_Information shown_.
=-=-=-=-=

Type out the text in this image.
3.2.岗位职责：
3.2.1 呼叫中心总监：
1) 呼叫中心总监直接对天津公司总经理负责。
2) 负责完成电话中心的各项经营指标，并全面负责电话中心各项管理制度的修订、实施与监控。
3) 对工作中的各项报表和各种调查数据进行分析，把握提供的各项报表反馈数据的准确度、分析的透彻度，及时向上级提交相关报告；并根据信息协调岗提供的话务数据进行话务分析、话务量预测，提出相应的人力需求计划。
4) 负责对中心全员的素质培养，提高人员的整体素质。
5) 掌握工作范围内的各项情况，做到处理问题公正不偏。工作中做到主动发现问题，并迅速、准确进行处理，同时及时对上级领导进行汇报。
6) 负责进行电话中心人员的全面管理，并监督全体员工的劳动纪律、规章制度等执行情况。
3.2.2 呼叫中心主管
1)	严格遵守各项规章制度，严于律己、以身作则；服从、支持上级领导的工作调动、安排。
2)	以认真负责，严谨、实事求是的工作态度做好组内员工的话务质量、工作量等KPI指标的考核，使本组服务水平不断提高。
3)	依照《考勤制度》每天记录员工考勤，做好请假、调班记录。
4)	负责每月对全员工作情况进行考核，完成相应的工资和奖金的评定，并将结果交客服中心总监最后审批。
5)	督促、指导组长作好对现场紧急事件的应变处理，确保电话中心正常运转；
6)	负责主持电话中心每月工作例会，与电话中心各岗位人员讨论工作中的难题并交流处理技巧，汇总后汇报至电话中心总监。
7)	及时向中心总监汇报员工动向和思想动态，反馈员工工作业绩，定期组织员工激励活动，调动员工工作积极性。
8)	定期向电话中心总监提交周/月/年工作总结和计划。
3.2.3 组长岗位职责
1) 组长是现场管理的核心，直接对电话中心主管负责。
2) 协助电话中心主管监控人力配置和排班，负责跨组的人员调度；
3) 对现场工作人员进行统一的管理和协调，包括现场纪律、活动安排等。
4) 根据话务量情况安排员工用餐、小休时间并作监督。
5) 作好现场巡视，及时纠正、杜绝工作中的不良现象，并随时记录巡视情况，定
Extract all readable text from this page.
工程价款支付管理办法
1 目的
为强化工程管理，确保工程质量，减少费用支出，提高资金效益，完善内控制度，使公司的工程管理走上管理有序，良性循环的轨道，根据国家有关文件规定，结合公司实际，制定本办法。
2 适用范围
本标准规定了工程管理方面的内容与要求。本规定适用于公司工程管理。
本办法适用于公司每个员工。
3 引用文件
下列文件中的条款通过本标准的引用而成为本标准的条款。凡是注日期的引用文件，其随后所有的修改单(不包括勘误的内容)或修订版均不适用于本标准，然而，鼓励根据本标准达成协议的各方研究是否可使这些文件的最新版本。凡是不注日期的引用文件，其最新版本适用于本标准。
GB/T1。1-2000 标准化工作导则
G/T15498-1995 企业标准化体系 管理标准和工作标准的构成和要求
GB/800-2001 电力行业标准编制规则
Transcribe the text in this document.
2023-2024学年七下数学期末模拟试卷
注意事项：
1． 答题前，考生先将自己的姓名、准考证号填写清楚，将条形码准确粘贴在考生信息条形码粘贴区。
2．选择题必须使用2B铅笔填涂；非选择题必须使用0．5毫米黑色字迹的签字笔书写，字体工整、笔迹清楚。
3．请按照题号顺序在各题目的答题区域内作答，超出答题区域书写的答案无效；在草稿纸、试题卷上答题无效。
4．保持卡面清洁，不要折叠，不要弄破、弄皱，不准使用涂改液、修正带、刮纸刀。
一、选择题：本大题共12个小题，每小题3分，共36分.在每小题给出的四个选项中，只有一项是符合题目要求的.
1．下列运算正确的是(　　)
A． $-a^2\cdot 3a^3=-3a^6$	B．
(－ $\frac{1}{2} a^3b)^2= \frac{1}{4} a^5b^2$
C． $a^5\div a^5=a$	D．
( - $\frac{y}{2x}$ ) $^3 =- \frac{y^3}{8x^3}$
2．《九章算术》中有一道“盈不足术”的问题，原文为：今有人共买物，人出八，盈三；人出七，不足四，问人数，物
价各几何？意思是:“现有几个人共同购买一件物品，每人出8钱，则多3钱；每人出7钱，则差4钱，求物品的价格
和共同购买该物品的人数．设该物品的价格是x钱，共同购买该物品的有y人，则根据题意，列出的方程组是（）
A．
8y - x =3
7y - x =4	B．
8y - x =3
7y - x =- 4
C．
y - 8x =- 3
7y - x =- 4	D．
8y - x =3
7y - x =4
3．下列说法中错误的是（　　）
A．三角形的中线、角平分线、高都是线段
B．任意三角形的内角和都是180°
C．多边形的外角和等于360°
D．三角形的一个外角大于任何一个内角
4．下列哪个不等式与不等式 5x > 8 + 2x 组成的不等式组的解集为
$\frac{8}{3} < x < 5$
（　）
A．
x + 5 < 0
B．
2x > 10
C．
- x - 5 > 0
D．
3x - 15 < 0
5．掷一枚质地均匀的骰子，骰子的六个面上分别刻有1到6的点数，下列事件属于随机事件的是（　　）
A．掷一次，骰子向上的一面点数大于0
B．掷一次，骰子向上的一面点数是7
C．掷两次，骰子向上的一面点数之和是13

=-=-=-=-=

_Required task_. Collect each line of the entries that has the word "text", copying it in full.

_The response_.
Type out the text in this image.
Extract all readable text from this page.
Transcribe the text in this document.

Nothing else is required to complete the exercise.